= What this task involves =
Find the lines with "icon" in them and copy them out.

------ Entries supplied

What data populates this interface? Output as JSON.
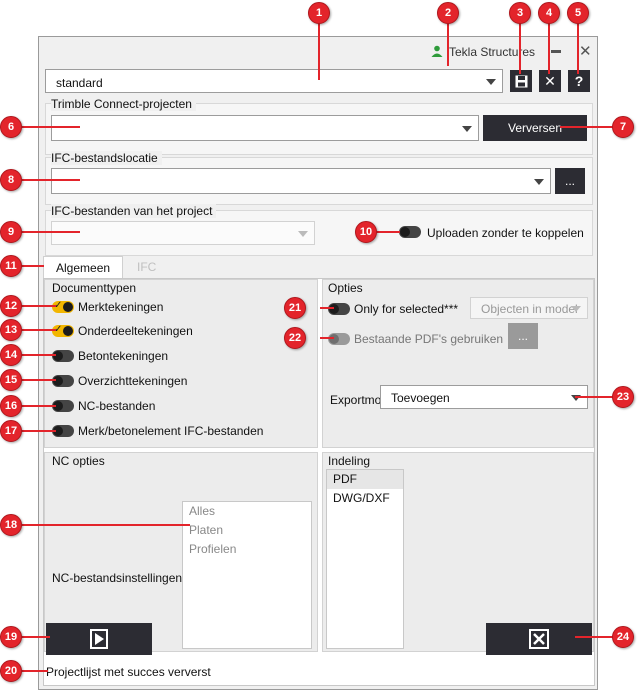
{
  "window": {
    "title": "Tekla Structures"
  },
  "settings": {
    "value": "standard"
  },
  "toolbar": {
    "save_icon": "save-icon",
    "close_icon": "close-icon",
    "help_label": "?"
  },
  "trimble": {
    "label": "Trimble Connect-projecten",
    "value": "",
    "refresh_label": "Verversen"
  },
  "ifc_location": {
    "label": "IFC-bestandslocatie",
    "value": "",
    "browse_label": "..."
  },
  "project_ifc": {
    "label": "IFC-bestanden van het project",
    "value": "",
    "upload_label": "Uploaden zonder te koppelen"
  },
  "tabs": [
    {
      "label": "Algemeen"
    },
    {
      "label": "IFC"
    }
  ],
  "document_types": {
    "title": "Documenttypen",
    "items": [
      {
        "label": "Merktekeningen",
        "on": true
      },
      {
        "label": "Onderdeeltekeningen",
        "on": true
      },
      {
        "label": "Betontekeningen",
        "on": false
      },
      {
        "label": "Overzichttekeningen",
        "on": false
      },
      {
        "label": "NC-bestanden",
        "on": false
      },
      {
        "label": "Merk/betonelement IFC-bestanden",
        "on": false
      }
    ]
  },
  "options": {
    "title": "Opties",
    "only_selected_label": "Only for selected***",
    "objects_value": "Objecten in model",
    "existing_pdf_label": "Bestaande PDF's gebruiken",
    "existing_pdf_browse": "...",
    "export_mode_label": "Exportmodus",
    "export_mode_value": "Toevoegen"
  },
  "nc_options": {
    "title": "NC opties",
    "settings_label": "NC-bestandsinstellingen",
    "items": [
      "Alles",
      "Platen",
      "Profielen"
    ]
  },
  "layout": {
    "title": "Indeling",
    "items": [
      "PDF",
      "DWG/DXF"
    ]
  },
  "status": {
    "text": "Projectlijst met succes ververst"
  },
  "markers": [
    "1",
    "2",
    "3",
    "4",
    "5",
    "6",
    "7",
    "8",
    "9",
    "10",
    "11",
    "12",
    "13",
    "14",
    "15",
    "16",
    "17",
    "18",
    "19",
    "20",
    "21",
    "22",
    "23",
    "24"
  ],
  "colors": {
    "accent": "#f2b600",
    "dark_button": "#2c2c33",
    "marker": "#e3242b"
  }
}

------------

= Output for this exercise =
    "save_icon": "save-icon",
    "close_icon": "close-icon",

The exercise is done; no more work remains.